Start of RECORDS
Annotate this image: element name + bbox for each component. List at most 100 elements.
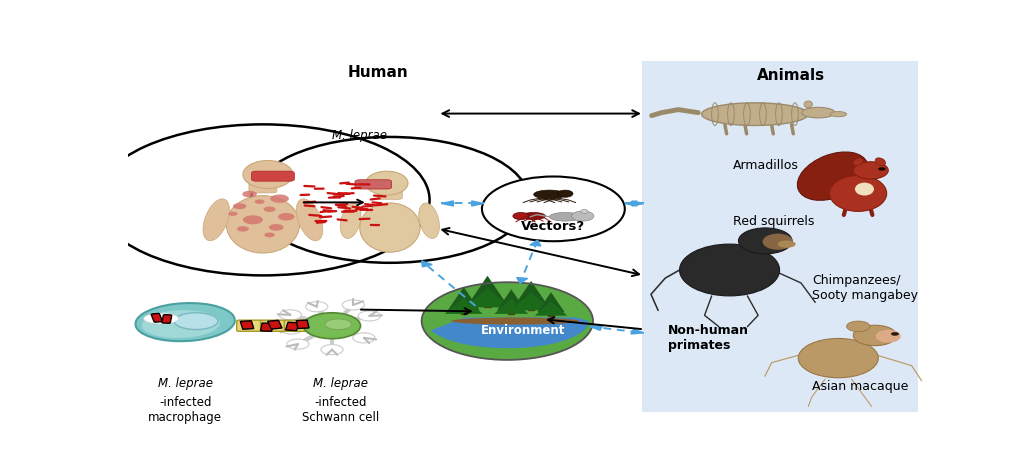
End of RECORDS
Start of RECORDS
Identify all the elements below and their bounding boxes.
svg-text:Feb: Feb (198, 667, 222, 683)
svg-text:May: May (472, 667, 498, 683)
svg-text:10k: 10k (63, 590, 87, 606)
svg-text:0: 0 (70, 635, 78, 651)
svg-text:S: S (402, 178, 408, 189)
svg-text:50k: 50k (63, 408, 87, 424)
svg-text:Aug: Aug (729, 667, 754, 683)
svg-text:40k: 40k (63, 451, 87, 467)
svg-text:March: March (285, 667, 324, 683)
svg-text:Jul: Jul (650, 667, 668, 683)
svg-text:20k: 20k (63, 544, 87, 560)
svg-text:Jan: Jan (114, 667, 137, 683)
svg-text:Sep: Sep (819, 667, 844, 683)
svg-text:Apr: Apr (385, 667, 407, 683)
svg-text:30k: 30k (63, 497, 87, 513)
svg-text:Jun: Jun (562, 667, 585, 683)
End of RECORDS
• _EXERCISE_:
Can you reproduce word for word the lines of the listing between the line containing "Identify all the" and the line containing "svg-text:Apr: Apr (385, 667, 407, 683)", inclusive?

• _TASK RESULT_:
Identify all the elements below and their bounding boxes.
svg-text:Feb: Feb (198, 667, 222, 683)
svg-text:May: May (472, 667, 498, 683)
svg-text:10k: 10k (63, 590, 87, 606)
svg-text:0: 0 (70, 635, 78, 651)
svg-text:S: S (402, 178, 408, 189)
svg-text:50k: 50k (63, 408, 87, 424)
svg-text:Aug: Aug (729, 667, 754, 683)
svg-text:40k: 40k (63, 451, 87, 467)
svg-text:March: March (285, 667, 324, 683)
svg-text:Jul: Jul (650, 667, 668, 683)
svg-text:20k: 20k (63, 544, 87, 560)
svg-text:Jan: Jan (114, 667, 137, 683)
svg-text:Sep: Sep (819, 667, 844, 683)
svg-text:Apr: Apr (385, 667, 407, 683)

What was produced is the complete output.